**EXERCISE INPUTS:**
* * *

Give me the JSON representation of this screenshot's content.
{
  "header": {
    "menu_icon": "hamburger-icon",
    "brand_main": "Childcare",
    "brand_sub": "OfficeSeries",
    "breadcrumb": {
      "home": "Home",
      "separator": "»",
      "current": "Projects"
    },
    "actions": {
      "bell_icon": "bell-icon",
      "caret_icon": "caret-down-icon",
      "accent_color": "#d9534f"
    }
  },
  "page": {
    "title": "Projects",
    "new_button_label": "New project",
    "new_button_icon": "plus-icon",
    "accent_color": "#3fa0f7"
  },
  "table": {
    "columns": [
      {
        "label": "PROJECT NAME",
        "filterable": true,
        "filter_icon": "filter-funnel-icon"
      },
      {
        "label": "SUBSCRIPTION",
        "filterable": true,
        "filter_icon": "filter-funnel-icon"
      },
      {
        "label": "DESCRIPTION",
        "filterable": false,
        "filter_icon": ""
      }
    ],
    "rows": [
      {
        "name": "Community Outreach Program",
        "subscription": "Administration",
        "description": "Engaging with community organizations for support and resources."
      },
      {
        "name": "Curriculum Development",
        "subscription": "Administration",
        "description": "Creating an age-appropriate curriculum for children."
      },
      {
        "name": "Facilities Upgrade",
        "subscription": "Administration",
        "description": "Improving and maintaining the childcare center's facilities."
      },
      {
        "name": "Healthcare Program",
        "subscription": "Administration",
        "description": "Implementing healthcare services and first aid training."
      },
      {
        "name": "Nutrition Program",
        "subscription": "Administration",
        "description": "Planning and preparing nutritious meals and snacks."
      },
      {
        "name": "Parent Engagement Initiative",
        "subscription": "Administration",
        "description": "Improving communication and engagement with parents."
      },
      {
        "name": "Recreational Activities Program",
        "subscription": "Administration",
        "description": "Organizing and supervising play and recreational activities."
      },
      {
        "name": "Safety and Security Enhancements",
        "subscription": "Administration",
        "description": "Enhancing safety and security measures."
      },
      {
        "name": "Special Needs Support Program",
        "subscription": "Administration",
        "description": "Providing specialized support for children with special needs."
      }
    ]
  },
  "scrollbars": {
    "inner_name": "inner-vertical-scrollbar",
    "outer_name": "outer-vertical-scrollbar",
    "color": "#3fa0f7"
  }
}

* * *

**JOB:** Report all lines of the material that contain the word "with".

**EXPECTED OUTPUT:**
        "description": "Engaging with community organizations for support and resources."
        "description": "Improving communication and engagement with parents."
        "description": "Providing specialized support for children with special needs."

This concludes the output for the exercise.